_Instruction:_ Write out the data below in full. Keep it exact.
>> Start
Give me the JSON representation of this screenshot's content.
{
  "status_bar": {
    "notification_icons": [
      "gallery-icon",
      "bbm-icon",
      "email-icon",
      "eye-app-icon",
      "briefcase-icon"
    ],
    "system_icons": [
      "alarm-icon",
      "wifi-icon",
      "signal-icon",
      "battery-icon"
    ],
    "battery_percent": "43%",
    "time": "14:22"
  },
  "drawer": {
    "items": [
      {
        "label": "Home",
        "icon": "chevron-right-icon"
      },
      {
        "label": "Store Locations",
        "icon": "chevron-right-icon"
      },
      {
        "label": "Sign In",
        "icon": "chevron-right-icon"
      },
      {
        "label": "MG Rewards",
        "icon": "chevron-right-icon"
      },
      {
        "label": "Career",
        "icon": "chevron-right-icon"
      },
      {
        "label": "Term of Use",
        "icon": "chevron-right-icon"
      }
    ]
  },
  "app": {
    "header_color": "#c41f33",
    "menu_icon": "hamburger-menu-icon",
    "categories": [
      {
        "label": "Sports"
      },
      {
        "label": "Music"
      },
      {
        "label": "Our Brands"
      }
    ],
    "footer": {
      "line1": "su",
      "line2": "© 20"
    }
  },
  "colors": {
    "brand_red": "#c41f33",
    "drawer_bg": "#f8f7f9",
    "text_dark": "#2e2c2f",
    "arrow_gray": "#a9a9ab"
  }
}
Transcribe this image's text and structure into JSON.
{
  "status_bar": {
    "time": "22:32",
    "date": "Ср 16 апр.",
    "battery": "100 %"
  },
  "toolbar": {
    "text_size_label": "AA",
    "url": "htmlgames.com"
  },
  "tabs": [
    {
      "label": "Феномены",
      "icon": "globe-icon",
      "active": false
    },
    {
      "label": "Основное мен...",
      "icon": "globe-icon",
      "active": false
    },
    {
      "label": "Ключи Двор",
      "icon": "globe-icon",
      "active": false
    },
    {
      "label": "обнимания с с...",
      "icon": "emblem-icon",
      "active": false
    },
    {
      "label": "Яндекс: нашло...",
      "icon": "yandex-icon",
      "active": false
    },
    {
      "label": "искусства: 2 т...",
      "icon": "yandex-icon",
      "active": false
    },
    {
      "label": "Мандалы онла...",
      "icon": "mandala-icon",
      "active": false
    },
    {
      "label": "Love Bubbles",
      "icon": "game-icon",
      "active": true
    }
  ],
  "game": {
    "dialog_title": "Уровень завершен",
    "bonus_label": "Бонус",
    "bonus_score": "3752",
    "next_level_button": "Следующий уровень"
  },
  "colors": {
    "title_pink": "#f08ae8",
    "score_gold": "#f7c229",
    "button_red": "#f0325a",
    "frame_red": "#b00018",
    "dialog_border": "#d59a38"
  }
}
>> End
_Solution to the exercise:_
Give me the JSON representation of this screenshot's content.
{
  "status_bar": {
    "notification_icons": [
      "gallery-icon",
      "bbm-icon",
      "email-icon",
      "eye-app-icon",
      "briefcase-icon"
    ],
    "system_icons": [
      "alarm-icon",
      "wifi-icon",
      "signal-icon",
      "battery-icon"
    ],
    "battery_percent": "43%",
    "time": "14:22"
  },
  "drawer": {
    "items": [
      {
        "label": "Home",
        "icon": "chevron-right-icon"
      },
      {
        "label": "Store Locations",
        "icon": "chevron-right-icon"
      },
      {
        "label": "Sign In",
        "icon": "chevron-right-icon"
      },
      {
        "label": "MG Rewards",
        "icon": "chevron-right-icon"
      },
      {
        "label": "Career",
        "icon": "chevron-right-icon"
      },
      {
        "label": "Term of Use",
        "icon": "chevron-right-icon"
      }
    ]
  },
  "app": {
    "header_color": "#c41f33",
    "menu_icon": "hamburger-menu-icon",
    "categories": [
      {
        "label": "Sports"
      },
      {
        "label": "Music"
      },
      {
        "label": "Our Brands"
      }
    ],
    "footer": {
      "line1": "su",
      "line2": "© 20"
    }
  },
  "colors": {
    "brand_red": "#c41f33",
    "drawer_bg": "#f8f7f9",
    "text_dark": "#2e2c2f",
    "arrow_gray": "#a9a9ab"
  }
}
Transcribe this image's text and structure into JSON.
{
  "status_bar": {
    "time": "22:32",
    "date": "Ср 16 апр.",
    "battery": "100 %"
  },
  "toolbar": {
    "text_size_label": "AA",
    "url": "htmlgames.com"
  },
  "tabs": [
    {
      "label": "Феномены",
      "icon": "globe-icon",
      "active": false
    },
    {
      "label": "Основное мен...",
      "icon": "globe-icon",
      "active": false
    },
    {
      "label": "Ключи Двор",
      "icon": "globe-icon",
      "active": false
    },
    {
      "label": "обнимания с с...",
      "icon": "emblem-icon",
      "active": false
    },
    {
      "label": "Яндекс: нашло...",
      "icon": "yandex-icon",
      "active": false
    },
    {
      "label": "искусства: 2 т...",
      "icon": "yandex-icon",
      "active": false
    },
    {
      "label": "Мандалы онла...",
      "icon": "mandala-icon",
      "active": false
    },
    {
      "label": "Love Bubbles",
      "icon": "game-icon",
      "active": true
    }
  ],
  "game": {
    "dialog_title": "Уровень завершен",
    "bonus_label": "Бонус",
    "bonus_score": "3752",
    "next_level_button": "Следующий уровень"
  },
  "colors": {
    "title_pink": "#f08ae8",
    "score_gold": "#f7c229",
    "button_red": "#f0325a",
    "frame_red": "#b00018",
    "dialog_border": "#d59a38"
  }
}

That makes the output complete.